TASKS TO PERFORM >>
- a) From the CoinDash hack article, reproduce everything from "The way these" down to "damage was done.", word for word.
- b) How does the CoinDash hack article describe Etherscan?

GIVEN PASSAGE >>
:::::

Posted on July 18, 2017 at 11:59 AM
Hacker Steals $7.4 million from CoinDash Website with Simple Trick
By tricking victims into sending their money to a wrong account, a hacker reportedly managed to steal $7.3 million of dollar’s worth of Ether, a cryptocurrency used on the app platform Ethereum.
On Monday, July 17, an Initial Coin Offering was scheduled to launch by Coindash, which is offering a trading platform for Ether. This type of fundraising events allows investors to buy into an app with digital assets called tokens. This is a very popular method of supporting an app on Ethereum, and some of the fundraising events have brought in millions of dollars within minutes of starting the event. No app is left unfunded, raising at least thousand of dollar per app.
The way these events work is that CoinDash simply posts a link to an Ethereum address to which the investors should send their money to. Within minutes of Monday’s event, though, the company warned of the hack that took place and shut the site down, asking people not to send their money to the previously stated address.
The hack couldn’t have been more simple: the hacker accessed the website and changed the address of CoinDash’s wallet to their own, making all the investments meant to go to the company jump right into their own pocket.
No matter the speed of Coindash’s discovery of the hack and the warning they gave to their customers within 3 minutes of the event going live, the damage was done.
An employee of CoinDash wrote of the website being hacked in the company’s official Slack account, as well as on the popular Bitcointalk forum and twitter, all within minutes of it happening.
The estimated damage the hacker has done to the investor and the company is 43,438.45 Ether, which is equal to about $7.4 million USD. There were reports on CoinDash Crowdsale address being compromised, as told by Etherscan, which is a web tool for tracking Ethereum transactions.
Website has been hacked.
— CoinDash.io (@coindashio) July 17, 2017
Ram Avissar, the marketing director of Coindash, stated for Motherboard that all the company knows is that the address was changed right after the start of the sale. he added that they have halted the Token Sale contract and are in the process of understanding the ideal way to compensate the victims of the hacking.

:::::

Records from a data collection:
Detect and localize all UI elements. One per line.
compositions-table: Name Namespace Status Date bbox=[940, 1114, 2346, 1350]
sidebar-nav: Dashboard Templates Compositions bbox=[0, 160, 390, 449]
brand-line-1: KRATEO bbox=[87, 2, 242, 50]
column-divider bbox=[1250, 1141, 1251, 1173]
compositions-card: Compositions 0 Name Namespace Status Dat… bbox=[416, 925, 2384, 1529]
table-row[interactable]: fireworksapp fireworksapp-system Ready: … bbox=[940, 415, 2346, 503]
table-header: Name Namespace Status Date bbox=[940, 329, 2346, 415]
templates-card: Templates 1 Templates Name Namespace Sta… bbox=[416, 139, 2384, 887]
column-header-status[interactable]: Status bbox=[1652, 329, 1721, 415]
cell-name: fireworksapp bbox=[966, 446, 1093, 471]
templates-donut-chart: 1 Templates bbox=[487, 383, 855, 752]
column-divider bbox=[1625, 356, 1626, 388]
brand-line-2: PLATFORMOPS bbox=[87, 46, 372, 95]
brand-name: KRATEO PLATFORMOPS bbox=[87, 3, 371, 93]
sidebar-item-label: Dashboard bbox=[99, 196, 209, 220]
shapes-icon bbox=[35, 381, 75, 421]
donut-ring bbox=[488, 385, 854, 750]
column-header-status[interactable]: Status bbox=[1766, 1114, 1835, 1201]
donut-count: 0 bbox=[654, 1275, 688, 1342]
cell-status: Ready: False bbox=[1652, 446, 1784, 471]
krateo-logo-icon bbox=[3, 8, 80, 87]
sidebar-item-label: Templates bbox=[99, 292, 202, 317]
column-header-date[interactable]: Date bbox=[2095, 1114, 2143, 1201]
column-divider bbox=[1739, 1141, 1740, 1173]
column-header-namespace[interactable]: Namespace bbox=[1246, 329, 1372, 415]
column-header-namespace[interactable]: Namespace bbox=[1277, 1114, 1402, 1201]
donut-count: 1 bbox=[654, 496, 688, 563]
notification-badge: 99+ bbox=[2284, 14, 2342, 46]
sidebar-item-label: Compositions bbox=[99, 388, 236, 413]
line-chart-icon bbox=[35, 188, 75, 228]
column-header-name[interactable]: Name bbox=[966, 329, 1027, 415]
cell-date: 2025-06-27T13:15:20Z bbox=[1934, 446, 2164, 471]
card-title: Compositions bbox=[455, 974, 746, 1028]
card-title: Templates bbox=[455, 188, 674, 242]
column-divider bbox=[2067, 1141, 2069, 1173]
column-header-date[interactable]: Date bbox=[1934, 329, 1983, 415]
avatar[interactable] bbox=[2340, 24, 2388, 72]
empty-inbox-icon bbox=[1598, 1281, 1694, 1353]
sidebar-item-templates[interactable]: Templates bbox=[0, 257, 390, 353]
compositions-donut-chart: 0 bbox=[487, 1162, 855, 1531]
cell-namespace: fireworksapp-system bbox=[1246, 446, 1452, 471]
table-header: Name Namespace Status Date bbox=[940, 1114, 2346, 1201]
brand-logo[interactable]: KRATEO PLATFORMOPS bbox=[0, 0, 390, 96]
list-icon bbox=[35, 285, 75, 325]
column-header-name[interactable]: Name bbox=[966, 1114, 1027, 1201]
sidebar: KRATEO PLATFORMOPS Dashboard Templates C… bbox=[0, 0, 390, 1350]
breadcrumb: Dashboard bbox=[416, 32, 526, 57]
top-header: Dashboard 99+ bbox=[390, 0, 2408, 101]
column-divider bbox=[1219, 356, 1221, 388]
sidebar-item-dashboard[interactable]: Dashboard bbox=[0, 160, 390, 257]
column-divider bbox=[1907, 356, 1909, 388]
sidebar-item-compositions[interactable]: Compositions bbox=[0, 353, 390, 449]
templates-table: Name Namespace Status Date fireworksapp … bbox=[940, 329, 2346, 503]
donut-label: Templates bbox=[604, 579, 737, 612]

:::::

SOLUTIONS FOR EACH TASK >>
- a)
The way these events work is that CoinDash simply posts a link to an Ethereum address to which the investors should send their money to. Within minutes of Monday’s event, though, the company warned of the hack that took place and shut the site down, asking people not to send their money to the previously stated address.
The hack couldn’t have been more simple: the hacker accessed the website and changed the address of CoinDash’s wallet to their own, making all the investments meant to go to the company jump right into their own pocket.
No matter the speed of Coindash’s discovery of the hack and the warning they gave to their customers within 3 minutes of the event going live, the damage was done.

- b) As a web tool for tracking Ethereum transactions.